Available records:
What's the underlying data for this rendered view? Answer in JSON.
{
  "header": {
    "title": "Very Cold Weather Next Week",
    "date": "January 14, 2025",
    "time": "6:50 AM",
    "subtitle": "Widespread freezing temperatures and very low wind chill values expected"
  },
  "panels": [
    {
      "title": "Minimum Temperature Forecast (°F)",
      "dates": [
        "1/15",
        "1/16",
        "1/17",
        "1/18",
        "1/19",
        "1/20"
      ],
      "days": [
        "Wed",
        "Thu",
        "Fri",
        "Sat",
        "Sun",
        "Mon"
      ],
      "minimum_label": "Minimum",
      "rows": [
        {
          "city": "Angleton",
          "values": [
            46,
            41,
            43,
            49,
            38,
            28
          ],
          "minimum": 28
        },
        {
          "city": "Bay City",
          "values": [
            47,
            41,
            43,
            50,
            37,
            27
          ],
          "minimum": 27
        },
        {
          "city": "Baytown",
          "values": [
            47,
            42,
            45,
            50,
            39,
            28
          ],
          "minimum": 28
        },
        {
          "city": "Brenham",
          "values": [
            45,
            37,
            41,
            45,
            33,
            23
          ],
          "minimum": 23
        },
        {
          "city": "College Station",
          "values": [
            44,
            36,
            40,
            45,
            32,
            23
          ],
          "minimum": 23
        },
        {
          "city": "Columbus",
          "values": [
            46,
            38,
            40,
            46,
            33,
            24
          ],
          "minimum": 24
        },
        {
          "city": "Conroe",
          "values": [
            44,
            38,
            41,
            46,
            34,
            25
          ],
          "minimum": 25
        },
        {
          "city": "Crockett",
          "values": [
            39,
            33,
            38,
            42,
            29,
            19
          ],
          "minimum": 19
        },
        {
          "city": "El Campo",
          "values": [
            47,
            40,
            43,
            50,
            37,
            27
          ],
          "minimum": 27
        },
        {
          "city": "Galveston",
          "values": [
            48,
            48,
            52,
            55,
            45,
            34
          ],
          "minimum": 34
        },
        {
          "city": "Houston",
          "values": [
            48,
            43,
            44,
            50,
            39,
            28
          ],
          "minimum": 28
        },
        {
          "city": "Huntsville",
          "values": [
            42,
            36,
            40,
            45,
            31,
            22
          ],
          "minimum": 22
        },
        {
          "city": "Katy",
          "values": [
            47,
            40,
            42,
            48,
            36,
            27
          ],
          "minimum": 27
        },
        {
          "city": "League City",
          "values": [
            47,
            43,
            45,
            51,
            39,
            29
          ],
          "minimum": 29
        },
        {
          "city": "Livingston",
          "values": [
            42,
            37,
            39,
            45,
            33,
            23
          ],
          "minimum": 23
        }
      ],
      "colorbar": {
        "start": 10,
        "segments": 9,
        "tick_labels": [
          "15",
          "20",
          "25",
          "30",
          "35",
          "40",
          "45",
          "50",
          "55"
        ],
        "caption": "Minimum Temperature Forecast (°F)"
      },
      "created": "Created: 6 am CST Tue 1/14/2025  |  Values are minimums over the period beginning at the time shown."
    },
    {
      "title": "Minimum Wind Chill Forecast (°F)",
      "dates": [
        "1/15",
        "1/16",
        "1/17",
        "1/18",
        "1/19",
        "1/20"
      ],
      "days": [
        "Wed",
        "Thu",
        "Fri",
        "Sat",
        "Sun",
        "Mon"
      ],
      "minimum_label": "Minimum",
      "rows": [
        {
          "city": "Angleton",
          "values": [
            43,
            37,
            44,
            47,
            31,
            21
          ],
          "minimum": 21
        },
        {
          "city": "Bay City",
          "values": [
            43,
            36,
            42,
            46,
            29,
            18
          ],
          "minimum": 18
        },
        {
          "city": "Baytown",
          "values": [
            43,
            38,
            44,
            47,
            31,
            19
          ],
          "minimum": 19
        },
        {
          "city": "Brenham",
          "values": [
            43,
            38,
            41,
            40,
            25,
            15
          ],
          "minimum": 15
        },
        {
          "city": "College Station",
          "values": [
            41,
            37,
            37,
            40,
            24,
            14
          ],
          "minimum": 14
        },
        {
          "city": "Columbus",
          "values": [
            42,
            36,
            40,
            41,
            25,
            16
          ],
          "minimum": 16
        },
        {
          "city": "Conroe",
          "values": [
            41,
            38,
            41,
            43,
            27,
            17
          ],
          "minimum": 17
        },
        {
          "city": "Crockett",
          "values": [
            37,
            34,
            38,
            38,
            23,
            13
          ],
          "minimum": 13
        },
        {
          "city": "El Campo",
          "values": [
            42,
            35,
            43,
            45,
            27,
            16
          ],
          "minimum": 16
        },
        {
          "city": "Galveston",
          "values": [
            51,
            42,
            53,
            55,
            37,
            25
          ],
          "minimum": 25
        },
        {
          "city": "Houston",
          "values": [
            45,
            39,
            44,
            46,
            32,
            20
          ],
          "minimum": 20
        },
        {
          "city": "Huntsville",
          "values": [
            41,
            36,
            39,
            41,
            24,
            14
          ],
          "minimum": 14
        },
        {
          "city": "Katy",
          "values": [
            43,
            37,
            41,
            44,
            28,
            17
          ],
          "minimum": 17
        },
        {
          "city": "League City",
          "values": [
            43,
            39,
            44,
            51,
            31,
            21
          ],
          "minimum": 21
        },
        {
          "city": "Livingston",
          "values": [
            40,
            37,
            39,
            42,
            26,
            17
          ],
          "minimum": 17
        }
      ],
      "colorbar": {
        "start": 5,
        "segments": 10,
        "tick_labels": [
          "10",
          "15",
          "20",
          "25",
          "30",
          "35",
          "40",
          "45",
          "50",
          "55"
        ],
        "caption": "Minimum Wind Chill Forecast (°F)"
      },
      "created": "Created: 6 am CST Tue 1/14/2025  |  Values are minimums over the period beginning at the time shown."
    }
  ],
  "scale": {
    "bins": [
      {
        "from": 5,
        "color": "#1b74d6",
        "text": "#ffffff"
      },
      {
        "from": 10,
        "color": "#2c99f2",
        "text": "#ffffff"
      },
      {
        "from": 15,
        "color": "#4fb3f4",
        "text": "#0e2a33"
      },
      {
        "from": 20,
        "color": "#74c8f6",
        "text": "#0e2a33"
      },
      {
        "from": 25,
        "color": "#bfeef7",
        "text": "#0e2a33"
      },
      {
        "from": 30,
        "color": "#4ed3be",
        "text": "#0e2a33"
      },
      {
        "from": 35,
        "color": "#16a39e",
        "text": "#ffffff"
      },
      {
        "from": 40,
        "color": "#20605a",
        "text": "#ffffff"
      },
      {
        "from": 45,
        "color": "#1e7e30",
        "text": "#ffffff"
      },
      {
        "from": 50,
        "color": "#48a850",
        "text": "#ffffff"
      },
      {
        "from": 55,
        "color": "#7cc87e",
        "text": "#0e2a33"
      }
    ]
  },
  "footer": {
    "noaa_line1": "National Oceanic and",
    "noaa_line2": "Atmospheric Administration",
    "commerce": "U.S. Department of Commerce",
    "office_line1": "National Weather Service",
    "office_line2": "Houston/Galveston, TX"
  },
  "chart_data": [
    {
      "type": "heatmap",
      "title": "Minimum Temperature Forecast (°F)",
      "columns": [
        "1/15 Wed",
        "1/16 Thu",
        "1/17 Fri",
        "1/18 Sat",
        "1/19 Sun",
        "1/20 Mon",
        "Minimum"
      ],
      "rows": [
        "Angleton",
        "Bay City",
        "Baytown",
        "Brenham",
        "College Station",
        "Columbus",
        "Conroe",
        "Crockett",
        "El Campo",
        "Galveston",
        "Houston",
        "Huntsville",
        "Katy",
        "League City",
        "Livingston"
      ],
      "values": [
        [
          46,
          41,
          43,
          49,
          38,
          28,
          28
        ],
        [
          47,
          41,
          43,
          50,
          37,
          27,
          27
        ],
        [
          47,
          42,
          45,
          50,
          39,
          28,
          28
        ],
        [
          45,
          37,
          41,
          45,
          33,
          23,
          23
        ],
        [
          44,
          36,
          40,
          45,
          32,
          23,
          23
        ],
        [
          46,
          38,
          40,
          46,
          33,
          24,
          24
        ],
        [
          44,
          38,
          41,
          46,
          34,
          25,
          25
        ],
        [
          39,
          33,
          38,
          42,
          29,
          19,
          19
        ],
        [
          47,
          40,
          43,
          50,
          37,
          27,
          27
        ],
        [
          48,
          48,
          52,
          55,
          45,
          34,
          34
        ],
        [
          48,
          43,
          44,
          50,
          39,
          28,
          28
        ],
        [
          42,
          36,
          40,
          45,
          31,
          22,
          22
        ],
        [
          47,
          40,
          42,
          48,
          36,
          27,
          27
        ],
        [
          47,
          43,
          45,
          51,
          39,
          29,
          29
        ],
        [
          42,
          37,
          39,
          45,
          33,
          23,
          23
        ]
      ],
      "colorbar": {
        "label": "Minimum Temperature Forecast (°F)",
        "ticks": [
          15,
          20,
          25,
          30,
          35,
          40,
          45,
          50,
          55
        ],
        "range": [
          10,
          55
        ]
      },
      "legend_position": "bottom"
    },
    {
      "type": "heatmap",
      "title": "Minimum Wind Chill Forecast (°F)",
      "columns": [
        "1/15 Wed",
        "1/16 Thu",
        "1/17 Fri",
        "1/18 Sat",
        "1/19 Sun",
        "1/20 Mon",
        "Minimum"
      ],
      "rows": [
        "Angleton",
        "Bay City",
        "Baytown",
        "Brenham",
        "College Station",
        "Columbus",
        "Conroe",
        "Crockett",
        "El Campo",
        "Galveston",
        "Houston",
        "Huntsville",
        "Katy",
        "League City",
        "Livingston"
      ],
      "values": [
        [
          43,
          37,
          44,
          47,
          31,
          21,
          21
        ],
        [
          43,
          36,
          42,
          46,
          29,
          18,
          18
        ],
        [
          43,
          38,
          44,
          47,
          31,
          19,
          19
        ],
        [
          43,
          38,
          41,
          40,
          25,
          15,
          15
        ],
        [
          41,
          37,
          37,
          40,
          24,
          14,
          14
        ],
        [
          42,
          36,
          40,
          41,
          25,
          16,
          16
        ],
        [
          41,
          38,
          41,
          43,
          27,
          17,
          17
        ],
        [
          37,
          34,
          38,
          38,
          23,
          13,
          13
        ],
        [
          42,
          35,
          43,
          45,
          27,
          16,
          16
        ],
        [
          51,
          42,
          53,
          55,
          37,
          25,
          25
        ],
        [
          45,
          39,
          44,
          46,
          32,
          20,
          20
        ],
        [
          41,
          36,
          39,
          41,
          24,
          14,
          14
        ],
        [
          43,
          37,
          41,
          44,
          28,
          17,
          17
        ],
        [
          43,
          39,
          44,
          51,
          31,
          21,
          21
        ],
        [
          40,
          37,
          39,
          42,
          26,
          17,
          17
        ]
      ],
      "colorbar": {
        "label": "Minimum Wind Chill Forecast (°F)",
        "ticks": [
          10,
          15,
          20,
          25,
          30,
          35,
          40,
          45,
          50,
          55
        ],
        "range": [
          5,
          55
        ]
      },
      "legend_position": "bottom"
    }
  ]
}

Exercise prompt: Using the material above, report each line where "from" occurs.

Response for this exercise:
        "from": 5,
        "from": 10,
        "from": 15,
        "from": 20,
        "from": 25,
        "from": 30,
        "from": 35,
        "from": 40,
        "from": 45,
        "from": 50,
        "from": 55,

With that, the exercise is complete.